PROMPT: Quote precisely the final stretch of the listing: start at the line containing "Serialize everything readable" and stop after the last line.

[Excerpts from a figure dataset]

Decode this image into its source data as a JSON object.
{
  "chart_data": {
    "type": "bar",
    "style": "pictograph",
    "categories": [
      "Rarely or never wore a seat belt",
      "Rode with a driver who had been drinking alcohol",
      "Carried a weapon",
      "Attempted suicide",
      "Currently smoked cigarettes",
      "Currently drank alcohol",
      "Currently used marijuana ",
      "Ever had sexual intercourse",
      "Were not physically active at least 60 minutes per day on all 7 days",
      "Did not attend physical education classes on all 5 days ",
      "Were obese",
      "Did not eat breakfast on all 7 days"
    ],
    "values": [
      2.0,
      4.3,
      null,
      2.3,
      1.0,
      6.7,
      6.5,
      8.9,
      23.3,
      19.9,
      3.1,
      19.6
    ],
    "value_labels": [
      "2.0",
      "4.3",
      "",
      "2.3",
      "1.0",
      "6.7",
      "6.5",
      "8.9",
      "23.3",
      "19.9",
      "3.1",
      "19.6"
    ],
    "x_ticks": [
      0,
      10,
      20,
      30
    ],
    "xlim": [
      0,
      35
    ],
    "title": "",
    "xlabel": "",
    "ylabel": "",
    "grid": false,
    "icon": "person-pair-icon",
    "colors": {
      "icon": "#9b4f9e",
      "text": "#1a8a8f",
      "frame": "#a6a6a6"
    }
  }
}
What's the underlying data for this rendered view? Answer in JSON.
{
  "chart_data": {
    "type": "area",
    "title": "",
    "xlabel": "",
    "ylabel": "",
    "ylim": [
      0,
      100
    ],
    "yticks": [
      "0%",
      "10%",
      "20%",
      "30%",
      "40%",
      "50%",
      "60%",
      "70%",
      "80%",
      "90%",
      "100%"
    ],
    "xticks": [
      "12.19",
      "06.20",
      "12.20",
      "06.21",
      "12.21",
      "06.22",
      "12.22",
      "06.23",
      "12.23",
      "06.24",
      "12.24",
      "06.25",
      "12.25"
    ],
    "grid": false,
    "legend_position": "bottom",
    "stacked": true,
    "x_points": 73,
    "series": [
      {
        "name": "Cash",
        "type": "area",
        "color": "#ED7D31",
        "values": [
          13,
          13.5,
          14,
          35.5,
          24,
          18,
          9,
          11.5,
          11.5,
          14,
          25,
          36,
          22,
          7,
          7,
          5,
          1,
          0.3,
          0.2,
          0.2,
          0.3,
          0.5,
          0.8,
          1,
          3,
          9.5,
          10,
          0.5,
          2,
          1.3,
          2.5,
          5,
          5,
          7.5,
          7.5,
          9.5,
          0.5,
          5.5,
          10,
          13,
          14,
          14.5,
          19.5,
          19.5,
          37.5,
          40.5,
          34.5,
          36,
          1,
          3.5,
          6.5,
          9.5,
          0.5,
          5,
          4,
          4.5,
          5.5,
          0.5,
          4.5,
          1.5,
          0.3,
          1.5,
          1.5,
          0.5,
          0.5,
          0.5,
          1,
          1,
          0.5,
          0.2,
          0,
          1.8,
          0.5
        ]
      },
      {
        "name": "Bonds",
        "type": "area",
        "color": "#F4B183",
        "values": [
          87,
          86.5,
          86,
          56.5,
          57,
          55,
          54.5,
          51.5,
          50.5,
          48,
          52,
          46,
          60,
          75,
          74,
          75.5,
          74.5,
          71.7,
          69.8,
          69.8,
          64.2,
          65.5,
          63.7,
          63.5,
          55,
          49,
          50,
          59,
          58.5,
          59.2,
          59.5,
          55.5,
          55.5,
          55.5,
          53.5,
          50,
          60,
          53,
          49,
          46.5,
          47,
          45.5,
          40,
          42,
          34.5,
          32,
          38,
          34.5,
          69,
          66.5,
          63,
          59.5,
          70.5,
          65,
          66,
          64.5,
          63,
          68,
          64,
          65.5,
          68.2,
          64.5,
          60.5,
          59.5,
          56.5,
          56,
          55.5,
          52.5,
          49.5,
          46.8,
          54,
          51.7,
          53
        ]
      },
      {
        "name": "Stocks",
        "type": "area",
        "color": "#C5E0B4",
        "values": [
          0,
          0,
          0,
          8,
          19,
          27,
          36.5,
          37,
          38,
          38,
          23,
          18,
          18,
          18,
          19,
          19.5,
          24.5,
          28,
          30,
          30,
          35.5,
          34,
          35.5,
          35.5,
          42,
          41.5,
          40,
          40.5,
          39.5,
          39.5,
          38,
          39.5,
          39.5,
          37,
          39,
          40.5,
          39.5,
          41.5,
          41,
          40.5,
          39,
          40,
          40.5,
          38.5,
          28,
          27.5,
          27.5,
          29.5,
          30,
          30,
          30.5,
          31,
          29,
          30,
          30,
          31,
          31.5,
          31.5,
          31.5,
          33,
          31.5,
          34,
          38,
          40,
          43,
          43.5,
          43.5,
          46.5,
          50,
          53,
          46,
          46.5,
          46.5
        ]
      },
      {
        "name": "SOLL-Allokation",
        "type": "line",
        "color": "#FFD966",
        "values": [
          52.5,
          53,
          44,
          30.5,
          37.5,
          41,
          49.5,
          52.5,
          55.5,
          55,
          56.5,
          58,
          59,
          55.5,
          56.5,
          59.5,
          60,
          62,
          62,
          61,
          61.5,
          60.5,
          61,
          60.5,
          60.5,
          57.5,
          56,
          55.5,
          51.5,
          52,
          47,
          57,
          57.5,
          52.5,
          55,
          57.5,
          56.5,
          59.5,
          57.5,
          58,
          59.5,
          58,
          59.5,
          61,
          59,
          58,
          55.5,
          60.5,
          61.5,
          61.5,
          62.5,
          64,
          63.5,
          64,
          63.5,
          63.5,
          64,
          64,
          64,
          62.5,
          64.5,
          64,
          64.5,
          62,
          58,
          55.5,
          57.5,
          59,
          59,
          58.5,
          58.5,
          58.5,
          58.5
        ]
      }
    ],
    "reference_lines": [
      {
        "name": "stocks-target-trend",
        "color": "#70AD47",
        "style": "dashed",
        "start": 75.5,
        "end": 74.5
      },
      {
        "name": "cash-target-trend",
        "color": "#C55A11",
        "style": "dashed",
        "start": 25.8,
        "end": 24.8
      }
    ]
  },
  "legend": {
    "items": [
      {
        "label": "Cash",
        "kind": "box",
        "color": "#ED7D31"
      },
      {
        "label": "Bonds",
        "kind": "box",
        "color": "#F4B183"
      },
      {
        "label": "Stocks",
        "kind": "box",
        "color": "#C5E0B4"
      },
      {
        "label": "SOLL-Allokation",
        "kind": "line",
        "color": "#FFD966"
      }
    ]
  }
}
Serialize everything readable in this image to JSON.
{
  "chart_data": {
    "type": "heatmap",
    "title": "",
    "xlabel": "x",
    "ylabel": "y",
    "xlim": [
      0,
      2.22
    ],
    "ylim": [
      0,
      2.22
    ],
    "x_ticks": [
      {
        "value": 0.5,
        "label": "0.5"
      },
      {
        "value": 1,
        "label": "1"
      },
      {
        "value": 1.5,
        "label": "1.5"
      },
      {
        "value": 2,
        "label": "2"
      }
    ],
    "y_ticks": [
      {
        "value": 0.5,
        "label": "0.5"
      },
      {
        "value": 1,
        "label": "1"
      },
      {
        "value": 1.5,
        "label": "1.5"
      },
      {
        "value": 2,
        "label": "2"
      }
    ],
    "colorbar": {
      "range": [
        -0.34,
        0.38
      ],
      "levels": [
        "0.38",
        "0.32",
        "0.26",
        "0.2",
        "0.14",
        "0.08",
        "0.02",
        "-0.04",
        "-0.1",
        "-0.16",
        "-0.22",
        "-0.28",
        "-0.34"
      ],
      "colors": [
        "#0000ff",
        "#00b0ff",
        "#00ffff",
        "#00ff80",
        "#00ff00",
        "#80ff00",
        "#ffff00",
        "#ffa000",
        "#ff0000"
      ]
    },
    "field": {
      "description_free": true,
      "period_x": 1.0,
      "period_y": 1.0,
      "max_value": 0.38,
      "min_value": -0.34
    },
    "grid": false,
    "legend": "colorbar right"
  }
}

RESPONSE TO THIS EXERCISE:
Serialize everything readable in this image to JSON.
{
  "chart_data": {
    "type": "heatmap",
    "title": "",
    "xlabel": "x",
    "ylabel": "y",
    "xlim": [
      0,
      2.22
    ],
    "ylim": [
      0,
      2.22
    ],
    "x_ticks": [
      {
        "value": 0.5,
        "label": "0.5"
      },
      {
        "value": 1,
        "label": "1"
      },
      {
        "value": 1.5,
        "label": "1.5"
      },
      {
        "value": 2,
        "label": "2"
      }
    ],
    "y_ticks": [
      {
        "value": 0.5,
        "label": "0.5"
      },
      {
        "value": 1,
        "label": "1"
      },
      {
        "value": 1.5,
        "label": "1.5"
      },
      {
        "value": 2,
        "label": "2"
      }
    ],
    "colorbar": {
      "range": [
        -0.34,
        0.38
      ],
      "levels": [
        "0.38",
        "0.32",
        "0.26",
        "0.2",
        "0.14",
        "0.08",
        "0.02",
        "-0.04",
        "-0.1",
        "-0.16",
        "-0.22",
        "-0.28",
        "-0.34"
      ],
      "colors": [
        "#0000ff",
        "#00b0ff",
        "#00ffff",
        "#00ff80",
        "#00ff00",
        "#80ff00",
        "#ffff00",
        "#ffa000",
        "#ff0000"
      ]
    },
    "field": {
      "description_free": true,
      "period_x": 1.0,
      "period_y": 1.0,
      "max_value": 0.38,
      "min_value": -0.34
    },
    "grid": false,
    "legend": "colorbar right"
  }
}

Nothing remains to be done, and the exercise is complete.